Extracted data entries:
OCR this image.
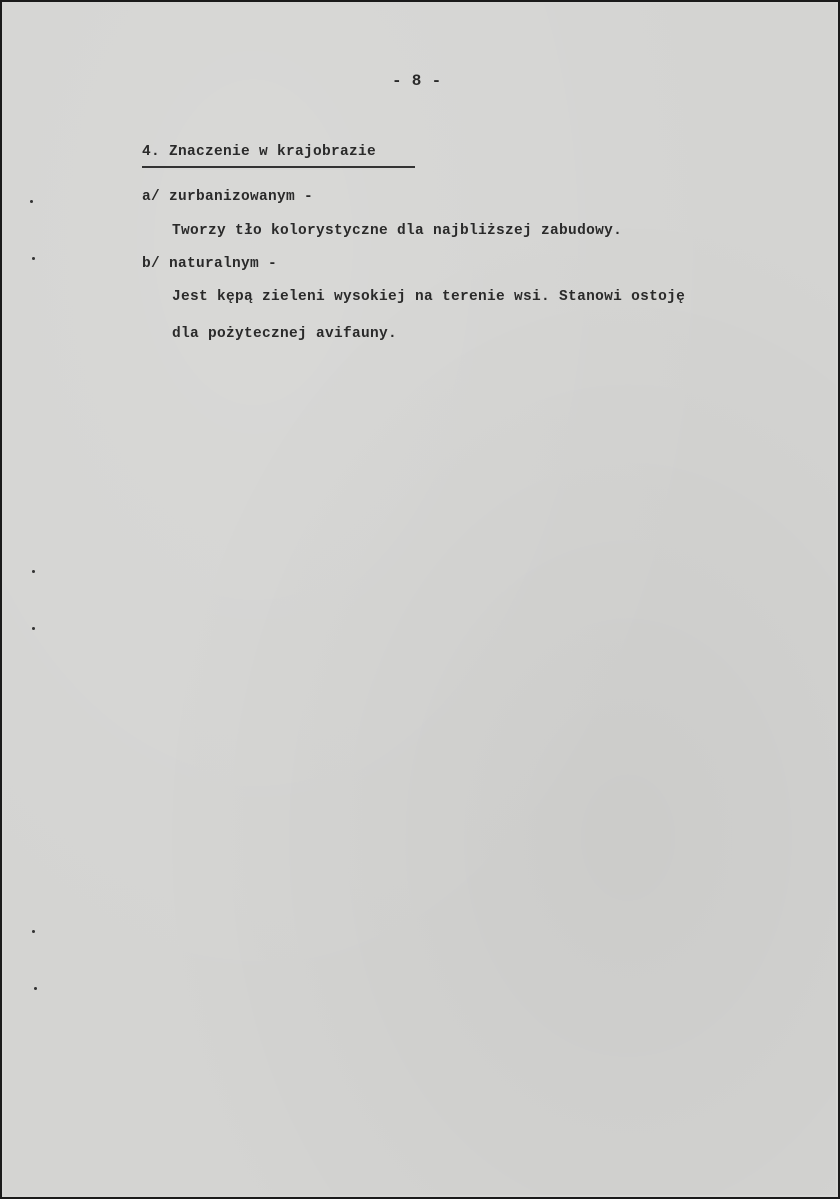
- 8 -
4. Znaczenie w krajobrazie
a/ zurbanizowanym -
Tworzy tło kolorystyczne dla najbliższej zabudowy.
b/ naturalnym -
Jest kępą zieleni wysokiej na terenie wsi. Stanowi ostoję
dla pożytecznej avifauny.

_Written exercise_
Set the pictures aside and transcribe the data above exactly.

_Response below_
OCR this image.
- 8 -
4. Znaczenie w krajobrazie
a/ zurbanizowanym -
Tworzy tło kolorystyczne dla najbliższej zabudowy.
b/ naturalnym -
Jest kępą zieleni wysokiej na terenie wsi. Stanowi ostoję
dla pożytecznej avifauny.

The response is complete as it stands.